- _The problem_: Below are the records. Restate word for word every line from the one that contains "Serialize everything readable" through the final line, both included.

- _The records_:
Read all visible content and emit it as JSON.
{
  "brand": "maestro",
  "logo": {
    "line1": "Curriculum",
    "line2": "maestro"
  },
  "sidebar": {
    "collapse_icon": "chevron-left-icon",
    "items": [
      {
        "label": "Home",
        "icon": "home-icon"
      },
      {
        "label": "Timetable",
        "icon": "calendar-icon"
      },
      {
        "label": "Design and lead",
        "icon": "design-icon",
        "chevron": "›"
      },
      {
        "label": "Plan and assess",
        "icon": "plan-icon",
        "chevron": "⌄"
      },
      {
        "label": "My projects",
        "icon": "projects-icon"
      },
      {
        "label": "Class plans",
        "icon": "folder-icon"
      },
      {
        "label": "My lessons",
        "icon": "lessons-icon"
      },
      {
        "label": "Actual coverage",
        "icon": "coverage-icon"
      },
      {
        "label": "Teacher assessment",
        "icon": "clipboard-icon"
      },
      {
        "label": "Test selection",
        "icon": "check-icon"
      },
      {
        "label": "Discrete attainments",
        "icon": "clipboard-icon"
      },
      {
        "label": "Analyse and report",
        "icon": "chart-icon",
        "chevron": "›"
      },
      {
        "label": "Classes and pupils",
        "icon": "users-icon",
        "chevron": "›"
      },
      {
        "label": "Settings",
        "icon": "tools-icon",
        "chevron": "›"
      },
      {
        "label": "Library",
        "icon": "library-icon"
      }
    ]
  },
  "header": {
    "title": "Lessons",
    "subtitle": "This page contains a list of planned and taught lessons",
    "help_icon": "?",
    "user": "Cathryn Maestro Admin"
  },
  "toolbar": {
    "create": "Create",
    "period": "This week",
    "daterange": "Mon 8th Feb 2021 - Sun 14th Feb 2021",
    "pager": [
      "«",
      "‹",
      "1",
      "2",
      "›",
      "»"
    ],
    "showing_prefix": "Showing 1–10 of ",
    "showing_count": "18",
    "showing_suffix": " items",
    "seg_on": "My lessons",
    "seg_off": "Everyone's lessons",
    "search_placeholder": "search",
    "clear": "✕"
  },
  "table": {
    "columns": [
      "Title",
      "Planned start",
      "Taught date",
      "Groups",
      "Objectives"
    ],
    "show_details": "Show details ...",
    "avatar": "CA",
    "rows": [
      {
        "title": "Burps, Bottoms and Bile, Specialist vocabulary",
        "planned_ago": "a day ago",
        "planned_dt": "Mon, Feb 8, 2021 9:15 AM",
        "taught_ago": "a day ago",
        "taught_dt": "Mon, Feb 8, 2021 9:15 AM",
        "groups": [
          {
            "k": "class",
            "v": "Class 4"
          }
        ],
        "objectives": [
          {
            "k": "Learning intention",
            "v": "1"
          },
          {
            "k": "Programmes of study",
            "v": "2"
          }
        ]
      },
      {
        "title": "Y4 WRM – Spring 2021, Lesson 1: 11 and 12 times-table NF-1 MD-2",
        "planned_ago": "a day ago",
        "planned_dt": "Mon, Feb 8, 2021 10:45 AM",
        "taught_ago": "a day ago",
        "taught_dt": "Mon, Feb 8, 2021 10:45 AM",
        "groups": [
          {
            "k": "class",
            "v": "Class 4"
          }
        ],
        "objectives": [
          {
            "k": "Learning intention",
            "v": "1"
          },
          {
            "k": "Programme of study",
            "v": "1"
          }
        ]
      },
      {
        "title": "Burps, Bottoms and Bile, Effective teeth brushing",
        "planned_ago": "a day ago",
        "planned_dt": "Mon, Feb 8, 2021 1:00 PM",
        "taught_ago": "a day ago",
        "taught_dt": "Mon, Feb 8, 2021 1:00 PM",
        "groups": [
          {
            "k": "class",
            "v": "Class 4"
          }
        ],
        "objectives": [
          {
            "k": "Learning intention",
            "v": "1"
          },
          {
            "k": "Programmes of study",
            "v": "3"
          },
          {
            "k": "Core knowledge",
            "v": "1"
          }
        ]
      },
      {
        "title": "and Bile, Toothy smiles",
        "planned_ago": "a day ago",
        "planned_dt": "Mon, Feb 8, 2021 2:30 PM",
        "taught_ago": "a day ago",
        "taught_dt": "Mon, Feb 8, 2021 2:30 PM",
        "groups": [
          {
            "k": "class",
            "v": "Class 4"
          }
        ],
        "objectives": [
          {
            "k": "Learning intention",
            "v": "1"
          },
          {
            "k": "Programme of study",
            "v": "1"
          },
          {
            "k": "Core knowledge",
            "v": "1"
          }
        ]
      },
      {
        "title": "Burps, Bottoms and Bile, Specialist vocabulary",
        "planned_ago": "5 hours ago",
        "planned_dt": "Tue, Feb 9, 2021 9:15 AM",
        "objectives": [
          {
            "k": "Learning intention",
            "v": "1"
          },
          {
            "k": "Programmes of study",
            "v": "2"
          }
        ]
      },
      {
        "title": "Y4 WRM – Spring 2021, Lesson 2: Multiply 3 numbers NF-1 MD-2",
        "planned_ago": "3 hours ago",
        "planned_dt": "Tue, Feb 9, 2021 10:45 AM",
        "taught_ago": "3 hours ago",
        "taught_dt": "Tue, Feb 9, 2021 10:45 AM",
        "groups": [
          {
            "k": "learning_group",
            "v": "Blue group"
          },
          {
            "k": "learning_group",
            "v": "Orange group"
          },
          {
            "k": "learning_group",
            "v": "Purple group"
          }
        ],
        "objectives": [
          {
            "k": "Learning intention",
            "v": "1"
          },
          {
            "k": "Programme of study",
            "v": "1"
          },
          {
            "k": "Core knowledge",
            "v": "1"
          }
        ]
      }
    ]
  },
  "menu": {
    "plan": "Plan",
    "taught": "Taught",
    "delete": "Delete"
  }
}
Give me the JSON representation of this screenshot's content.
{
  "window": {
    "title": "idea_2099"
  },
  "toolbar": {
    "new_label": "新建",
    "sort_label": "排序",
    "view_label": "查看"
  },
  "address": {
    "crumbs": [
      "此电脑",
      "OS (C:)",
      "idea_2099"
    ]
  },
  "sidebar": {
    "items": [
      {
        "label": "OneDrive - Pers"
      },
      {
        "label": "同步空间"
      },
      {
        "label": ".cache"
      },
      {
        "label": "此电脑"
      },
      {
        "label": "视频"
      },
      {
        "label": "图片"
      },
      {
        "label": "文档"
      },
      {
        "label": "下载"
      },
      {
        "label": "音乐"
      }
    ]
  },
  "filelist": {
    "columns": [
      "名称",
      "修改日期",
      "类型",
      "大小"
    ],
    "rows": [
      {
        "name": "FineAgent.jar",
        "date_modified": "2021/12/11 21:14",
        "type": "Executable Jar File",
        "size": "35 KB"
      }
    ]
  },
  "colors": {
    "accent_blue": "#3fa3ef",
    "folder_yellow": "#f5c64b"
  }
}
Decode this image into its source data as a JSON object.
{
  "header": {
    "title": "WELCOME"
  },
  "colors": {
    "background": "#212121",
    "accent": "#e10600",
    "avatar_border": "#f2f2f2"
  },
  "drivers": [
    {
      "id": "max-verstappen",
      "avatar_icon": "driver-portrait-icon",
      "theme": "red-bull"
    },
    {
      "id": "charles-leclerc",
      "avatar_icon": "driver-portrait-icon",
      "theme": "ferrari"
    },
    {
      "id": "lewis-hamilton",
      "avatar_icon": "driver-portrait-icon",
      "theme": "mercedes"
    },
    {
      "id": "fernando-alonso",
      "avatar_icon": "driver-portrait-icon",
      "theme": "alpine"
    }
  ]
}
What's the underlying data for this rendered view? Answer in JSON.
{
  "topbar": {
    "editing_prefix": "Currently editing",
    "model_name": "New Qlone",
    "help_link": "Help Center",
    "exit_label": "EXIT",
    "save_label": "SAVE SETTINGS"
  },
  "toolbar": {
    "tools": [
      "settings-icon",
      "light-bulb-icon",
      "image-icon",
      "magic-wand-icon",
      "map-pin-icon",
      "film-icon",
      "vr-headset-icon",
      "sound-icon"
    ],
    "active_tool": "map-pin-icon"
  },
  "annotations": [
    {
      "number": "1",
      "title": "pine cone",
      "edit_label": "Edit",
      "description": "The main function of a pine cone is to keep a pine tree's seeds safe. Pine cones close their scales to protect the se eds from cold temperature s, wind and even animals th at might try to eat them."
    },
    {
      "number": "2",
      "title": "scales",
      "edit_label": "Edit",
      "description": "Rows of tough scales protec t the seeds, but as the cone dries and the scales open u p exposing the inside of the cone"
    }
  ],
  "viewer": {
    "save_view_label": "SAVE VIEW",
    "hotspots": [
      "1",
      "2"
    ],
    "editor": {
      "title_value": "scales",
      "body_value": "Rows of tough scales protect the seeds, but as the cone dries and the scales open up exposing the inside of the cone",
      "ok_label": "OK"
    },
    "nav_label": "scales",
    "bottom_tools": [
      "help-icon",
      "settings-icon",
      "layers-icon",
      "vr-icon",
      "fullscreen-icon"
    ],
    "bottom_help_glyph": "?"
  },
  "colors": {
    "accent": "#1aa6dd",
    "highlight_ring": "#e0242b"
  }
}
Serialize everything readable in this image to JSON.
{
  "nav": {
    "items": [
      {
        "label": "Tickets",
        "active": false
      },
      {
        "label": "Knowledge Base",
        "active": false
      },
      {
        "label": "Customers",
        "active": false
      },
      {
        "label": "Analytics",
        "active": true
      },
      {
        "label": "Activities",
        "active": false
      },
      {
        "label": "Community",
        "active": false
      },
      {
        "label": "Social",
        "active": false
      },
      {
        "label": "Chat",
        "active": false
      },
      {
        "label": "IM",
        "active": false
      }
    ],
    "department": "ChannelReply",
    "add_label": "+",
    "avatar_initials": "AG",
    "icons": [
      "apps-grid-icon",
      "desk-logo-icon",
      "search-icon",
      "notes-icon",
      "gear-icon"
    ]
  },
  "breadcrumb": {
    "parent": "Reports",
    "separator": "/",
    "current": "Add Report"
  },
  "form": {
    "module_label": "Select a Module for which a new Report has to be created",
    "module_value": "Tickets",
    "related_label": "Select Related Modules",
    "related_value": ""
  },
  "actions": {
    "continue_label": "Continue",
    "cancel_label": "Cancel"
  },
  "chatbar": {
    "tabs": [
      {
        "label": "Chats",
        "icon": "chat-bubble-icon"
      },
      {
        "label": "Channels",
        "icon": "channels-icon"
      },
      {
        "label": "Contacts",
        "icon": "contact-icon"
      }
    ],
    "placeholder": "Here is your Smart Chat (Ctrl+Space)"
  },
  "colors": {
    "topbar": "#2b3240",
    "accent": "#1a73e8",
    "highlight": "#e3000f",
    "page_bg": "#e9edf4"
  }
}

- _Final answer_:
Serialize everything readable in this image to JSON.
{
  "nav": {
    "items": [
      {
        "label": "Tickets",
        "active": false
      },
      {
        "label": "Knowledge Base",
        "active": false
      },
      {
        "label": "Customers",
        "active": false
      },
      {
        "label": "Analytics",
        "active": true
      },
      {
        "label": "Activities",
        "active": false
      },
      {
        "label": "Community",
        "active": false
      },
      {
        "label": "Social",
        "active": false
      },
      {
        "label": "Chat",
        "active": false
      },
      {
        "label": "IM",
        "active": false
      }
    ],
    "department": "ChannelReply",
    "add_label": "+",
    "avatar_initials": "AG",
    "icons": [
      "apps-grid-icon",
      "desk-logo-icon",
      "search-icon",
      "notes-icon",
      "gear-icon"
    ]
  },
  "breadcrumb": {
    "parent": "Reports",
    "separator": "/",
    "current": "Add Report"
  },
  "form": {
    "module_label": "Select a Module for which a new Report has to be created",
    "module_value": "Tickets",
    "related_label": "Select Related Modules",
    "related_value": ""
  },
  "actions": {
    "continue_label": "Continue",
    "cancel_label": "Cancel"
  },
  "chatbar": {
    "tabs": [
      {
        "label": "Chats",
        "icon": "chat-bubble-icon"
      },
      {
        "label": "Channels",
        "icon": "channels-icon"
      },
      {
        "label": "Contacts",
        "icon": "contact-icon"
      }
    ],
    "placeholder": "Here is your Smart Chat (Ctrl+Space)"
  },
  "colors": {
    "topbar": "#2b3240",
    "accent": "#1a73e8",
    "highlight": "#e3000f",
    "page_bg": "#e9edf4"
  }
}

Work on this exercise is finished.